## To be done
Take every line from the listing below that contains "source".

──────── Input ────────

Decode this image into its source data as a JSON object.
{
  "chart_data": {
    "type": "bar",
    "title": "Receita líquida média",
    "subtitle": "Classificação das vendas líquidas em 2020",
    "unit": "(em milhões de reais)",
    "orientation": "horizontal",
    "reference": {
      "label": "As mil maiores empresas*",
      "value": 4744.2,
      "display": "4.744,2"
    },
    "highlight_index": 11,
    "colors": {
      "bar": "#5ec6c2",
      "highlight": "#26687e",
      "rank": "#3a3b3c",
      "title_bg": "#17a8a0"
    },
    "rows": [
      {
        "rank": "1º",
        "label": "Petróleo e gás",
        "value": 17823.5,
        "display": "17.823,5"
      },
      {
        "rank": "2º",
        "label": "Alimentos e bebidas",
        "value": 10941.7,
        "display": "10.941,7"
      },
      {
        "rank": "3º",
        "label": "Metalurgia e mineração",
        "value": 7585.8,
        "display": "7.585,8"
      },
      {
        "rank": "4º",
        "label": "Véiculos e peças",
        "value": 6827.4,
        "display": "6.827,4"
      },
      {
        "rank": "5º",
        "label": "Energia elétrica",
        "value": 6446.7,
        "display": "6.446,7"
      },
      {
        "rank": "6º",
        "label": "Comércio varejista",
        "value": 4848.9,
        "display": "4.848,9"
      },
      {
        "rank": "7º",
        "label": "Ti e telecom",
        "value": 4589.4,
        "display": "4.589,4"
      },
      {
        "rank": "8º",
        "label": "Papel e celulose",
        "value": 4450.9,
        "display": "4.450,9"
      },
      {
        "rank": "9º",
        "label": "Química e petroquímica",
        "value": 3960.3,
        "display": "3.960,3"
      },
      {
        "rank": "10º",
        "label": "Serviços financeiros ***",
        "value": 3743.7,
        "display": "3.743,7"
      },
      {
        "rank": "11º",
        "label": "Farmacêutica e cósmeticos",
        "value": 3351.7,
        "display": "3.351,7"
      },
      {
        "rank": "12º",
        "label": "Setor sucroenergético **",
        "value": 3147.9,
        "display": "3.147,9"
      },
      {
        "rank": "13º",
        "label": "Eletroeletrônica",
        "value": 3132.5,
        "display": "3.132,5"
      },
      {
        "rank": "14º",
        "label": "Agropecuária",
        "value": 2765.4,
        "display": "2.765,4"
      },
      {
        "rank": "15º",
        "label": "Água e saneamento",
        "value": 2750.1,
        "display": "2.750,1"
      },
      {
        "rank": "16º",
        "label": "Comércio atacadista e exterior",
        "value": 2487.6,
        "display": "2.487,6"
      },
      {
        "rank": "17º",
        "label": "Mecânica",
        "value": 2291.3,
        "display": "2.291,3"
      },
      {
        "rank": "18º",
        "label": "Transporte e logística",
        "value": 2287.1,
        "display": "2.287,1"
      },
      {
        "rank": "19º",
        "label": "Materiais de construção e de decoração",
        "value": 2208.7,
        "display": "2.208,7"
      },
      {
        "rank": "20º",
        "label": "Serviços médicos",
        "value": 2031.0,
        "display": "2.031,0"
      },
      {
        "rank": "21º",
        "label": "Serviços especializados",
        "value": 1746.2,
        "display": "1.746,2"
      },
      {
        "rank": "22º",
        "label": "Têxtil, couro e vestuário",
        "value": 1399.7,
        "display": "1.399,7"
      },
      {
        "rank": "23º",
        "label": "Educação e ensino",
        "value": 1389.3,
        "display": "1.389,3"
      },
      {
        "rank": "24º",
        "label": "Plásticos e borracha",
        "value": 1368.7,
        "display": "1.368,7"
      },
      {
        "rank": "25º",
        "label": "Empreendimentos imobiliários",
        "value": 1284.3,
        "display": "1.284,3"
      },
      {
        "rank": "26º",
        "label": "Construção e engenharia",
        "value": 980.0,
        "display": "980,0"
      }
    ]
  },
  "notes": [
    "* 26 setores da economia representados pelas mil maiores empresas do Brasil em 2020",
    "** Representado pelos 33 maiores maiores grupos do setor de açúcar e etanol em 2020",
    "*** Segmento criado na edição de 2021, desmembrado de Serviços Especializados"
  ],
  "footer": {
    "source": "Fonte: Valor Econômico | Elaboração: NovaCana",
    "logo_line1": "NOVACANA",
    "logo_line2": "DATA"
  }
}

────────

## Task answer
Decode this image into its source data as a JSON object.
    "source": "Fonte: Valor Econômico | Elaboração: NovaCana",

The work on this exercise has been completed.